## WORKING DATA
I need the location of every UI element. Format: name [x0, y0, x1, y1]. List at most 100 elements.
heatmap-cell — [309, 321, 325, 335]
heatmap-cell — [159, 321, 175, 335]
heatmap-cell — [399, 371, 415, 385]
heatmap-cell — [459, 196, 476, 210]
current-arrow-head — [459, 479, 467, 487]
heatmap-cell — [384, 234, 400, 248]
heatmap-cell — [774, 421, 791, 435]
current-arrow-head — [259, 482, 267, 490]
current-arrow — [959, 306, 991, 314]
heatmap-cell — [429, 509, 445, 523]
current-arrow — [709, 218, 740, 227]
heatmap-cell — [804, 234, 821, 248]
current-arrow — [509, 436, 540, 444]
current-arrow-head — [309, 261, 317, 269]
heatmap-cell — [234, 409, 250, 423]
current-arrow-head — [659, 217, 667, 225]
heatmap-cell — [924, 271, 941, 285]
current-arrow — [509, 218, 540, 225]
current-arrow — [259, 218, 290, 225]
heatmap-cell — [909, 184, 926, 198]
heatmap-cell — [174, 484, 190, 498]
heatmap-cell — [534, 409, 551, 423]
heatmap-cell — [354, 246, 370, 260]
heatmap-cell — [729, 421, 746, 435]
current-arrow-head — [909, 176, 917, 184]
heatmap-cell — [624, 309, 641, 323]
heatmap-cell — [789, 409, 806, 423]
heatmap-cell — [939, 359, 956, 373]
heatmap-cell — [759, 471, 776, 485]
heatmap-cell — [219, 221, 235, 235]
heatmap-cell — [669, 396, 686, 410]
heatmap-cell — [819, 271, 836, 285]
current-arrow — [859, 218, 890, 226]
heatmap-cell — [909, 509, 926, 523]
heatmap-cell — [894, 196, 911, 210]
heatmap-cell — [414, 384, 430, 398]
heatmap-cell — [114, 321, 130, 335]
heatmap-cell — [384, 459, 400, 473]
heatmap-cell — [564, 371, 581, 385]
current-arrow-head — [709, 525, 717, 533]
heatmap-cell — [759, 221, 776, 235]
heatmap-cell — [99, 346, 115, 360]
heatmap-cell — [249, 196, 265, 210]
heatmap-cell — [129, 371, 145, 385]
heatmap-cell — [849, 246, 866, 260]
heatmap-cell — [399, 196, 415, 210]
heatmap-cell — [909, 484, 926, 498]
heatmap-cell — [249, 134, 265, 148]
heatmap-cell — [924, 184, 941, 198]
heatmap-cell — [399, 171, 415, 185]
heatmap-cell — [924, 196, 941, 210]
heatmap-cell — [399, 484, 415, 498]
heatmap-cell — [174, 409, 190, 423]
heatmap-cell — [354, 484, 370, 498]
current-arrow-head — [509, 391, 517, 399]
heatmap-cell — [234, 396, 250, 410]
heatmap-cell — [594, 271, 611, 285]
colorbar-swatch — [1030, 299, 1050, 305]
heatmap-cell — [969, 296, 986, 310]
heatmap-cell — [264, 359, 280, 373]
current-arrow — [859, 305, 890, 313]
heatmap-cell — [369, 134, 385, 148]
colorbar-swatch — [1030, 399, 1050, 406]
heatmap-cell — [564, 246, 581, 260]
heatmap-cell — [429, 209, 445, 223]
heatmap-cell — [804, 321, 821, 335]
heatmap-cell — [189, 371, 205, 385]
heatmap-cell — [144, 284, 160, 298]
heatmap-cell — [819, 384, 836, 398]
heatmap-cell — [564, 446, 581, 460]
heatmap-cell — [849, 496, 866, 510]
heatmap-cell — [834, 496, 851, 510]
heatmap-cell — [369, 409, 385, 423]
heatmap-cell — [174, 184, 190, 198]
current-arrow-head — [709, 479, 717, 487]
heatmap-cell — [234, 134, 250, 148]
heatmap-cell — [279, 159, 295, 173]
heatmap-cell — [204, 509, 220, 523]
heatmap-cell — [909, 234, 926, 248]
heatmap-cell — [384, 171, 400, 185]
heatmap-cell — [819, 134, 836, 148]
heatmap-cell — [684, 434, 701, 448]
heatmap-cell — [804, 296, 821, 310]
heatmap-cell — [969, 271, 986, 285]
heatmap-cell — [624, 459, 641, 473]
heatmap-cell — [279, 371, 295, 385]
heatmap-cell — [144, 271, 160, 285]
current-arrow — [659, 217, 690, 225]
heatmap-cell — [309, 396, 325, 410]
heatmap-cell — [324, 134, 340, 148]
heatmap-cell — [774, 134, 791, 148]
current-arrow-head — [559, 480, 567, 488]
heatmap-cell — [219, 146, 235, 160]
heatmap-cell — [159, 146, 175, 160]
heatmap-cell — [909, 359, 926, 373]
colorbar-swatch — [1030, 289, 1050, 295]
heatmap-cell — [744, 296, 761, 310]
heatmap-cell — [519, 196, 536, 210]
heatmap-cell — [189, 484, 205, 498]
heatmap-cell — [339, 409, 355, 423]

## PROBLEM TO SOLVE
Write out all of the entries above, word for word and unchanged.

## WRITTEN REPLY
I need the location of every UI element. Format: name [x0, y0, x1, y1]. List at most 100 elements.
heatmap-cell — [309, 321, 325, 335]
heatmap-cell — [159, 321, 175, 335]
heatmap-cell — [399, 371, 415, 385]
heatmap-cell — [459, 196, 476, 210]
current-arrow-head — [459, 479, 467, 487]
heatmap-cell — [384, 234, 400, 248]
heatmap-cell — [774, 421, 791, 435]
current-arrow-head — [259, 482, 267, 490]
current-arrow — [959, 306, 991, 314]
heatmap-cell — [429, 509, 445, 523]
current-arrow — [709, 218, 740, 227]
heatmap-cell — [804, 234, 821, 248]
current-arrow — [509, 436, 540, 444]
current-arrow-head — [309, 261, 317, 269]
heatmap-cell — [234, 409, 250, 423]
current-arrow-head — [659, 217, 667, 225]
heatmap-cell — [924, 271, 941, 285]
current-arrow — [509, 218, 540, 225]
current-arrow — [259, 218, 290, 225]
heatmap-cell — [909, 184, 926, 198]
heatmap-cell — [174, 484, 190, 498]
heatmap-cell — [534, 409, 551, 423]
heatmap-cell — [354, 246, 370, 260]
heatmap-cell — [729, 421, 746, 435]
current-arrow-head — [909, 176, 917, 184]
heatmap-cell — [624, 309, 641, 323]
heatmap-cell — [789, 409, 806, 423]
heatmap-cell — [939, 359, 956, 373]
heatmap-cell — [759, 471, 776, 485]
heatmap-cell — [219, 221, 235, 235]
heatmap-cell — [669, 396, 686, 410]
heatmap-cell — [819, 271, 836, 285]
current-arrow — [859, 218, 890, 226]
heatmap-cell — [909, 509, 926, 523]
heatmap-cell — [894, 196, 911, 210]
heatmap-cell — [414, 384, 430, 398]
heatmap-cell — [114, 321, 130, 335]
heatmap-cell — [384, 459, 400, 473]
heatmap-cell — [564, 371, 581, 385]
current-arrow-head — [709, 525, 717, 533]
heatmap-cell — [759, 221, 776, 235]
heatmap-cell — [99, 346, 115, 360]
heatmap-cell — [249, 196, 265, 210]
heatmap-cell — [129, 371, 145, 385]
heatmap-cell — [849, 246, 866, 260]
heatmap-cell — [399, 196, 415, 210]
heatmap-cell — [909, 484, 926, 498]
heatmap-cell — [249, 134, 265, 148]
heatmap-cell — [924, 184, 941, 198]
heatmap-cell — [399, 171, 415, 185]
heatmap-cell — [924, 196, 941, 210]
heatmap-cell — [399, 484, 415, 498]
heatmap-cell — [174, 409, 190, 423]
heatmap-cell — [354, 484, 370, 498]
current-arrow-head — [509, 391, 517, 399]
heatmap-cell — [234, 396, 250, 410]
heatmap-cell — [594, 271, 611, 285]
colorbar-swatch — [1030, 299, 1050, 305]
heatmap-cell — [969, 296, 986, 310]
heatmap-cell — [264, 359, 280, 373]
current-arrow — [859, 305, 890, 313]
heatmap-cell — [369, 134, 385, 148]
colorbar-swatch — [1030, 399, 1050, 406]
heatmap-cell — [564, 246, 581, 260]
heatmap-cell — [429, 209, 445, 223]
heatmap-cell — [804, 321, 821, 335]
heatmap-cell — [189, 371, 205, 385]
heatmap-cell — [144, 284, 160, 298]
heatmap-cell — [819, 384, 836, 398]
heatmap-cell — [564, 446, 581, 460]
heatmap-cell — [849, 496, 866, 510]
heatmap-cell — [834, 496, 851, 510]
heatmap-cell — [369, 409, 385, 423]
heatmap-cell — [174, 184, 190, 198]
current-arrow-head — [709, 479, 717, 487]
heatmap-cell — [234, 134, 250, 148]
heatmap-cell — [279, 159, 295, 173]
heatmap-cell — [204, 509, 220, 523]
heatmap-cell — [909, 234, 926, 248]
heatmap-cell — [384, 171, 400, 185]
heatmap-cell — [819, 134, 836, 148]
heatmap-cell — [684, 434, 701, 448]
heatmap-cell — [804, 296, 821, 310]
heatmap-cell — [969, 271, 986, 285]
heatmap-cell — [624, 459, 641, 473]
heatmap-cell — [279, 371, 295, 385]
heatmap-cell — [144, 271, 160, 285]
current-arrow — [659, 217, 690, 225]
heatmap-cell — [309, 396, 325, 410]
heatmap-cell — [324, 134, 340, 148]
heatmap-cell — [774, 134, 791, 148]
current-arrow-head — [559, 480, 567, 488]
heatmap-cell — [219, 146, 235, 160]
heatmap-cell — [159, 146, 175, 160]
heatmap-cell — [909, 359, 926, 373]
colorbar-swatch — [1030, 289, 1050, 295]
heatmap-cell — [744, 296, 761, 310]
heatmap-cell — [519, 196, 536, 210]
heatmap-cell — [189, 484, 205, 498]
heatmap-cell — [339, 409, 355, 423]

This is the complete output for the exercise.